-- BEGIN Provided records --

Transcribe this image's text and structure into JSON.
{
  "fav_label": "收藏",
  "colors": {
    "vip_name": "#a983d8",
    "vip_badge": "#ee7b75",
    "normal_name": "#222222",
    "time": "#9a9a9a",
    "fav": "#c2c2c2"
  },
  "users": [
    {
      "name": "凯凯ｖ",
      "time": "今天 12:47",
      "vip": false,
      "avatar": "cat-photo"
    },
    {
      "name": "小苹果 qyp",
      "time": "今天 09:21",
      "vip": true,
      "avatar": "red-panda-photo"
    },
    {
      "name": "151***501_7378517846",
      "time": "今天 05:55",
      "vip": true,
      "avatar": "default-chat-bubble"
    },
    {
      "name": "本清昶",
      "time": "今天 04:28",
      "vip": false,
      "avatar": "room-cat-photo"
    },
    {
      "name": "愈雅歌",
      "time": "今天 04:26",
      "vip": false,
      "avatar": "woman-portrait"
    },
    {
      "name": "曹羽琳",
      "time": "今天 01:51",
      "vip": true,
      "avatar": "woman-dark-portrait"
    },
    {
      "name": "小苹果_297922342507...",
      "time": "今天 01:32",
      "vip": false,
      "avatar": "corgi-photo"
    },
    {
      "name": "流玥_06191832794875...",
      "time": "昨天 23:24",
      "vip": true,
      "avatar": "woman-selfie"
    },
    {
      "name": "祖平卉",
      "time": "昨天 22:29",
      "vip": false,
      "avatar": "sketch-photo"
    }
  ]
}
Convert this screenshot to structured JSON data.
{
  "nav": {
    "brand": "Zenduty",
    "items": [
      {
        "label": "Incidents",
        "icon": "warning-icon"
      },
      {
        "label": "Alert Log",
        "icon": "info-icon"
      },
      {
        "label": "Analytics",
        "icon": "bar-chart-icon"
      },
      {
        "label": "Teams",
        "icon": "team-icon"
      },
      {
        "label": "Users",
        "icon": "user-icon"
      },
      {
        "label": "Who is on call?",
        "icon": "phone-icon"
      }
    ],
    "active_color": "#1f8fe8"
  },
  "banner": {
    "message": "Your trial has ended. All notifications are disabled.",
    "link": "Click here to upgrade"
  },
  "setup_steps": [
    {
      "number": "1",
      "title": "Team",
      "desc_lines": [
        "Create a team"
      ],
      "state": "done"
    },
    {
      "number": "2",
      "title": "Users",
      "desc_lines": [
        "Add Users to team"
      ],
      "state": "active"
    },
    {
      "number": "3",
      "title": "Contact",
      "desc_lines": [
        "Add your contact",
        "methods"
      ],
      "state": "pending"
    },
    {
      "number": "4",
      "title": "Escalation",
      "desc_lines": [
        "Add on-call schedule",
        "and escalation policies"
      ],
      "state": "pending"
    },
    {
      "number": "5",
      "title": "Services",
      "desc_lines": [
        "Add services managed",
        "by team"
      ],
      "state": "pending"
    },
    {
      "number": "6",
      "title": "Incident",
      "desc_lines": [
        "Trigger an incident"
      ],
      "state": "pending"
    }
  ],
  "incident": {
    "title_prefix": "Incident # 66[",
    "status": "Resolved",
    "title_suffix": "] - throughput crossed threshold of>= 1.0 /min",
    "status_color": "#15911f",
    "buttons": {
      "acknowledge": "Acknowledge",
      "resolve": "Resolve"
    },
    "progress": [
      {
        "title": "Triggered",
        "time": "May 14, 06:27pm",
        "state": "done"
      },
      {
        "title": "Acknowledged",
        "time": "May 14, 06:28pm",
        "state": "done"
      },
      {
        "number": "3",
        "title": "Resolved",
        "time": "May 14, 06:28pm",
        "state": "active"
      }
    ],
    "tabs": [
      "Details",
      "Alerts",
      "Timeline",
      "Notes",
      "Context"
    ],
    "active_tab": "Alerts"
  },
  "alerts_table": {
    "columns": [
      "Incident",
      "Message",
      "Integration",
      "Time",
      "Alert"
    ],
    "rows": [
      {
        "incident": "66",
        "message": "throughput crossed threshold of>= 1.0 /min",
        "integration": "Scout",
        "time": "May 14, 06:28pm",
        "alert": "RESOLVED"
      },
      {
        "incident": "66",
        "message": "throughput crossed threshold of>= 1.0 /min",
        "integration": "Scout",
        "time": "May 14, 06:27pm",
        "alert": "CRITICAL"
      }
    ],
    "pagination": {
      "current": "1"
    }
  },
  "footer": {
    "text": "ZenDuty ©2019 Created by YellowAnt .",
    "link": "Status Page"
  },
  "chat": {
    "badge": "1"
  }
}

-- END Provided records --

Written exercise:
Copy out each line of the listing that holds "link".

Solution to this exercise:
    "link": "Click here to upgrade"
    "link": "Status Page"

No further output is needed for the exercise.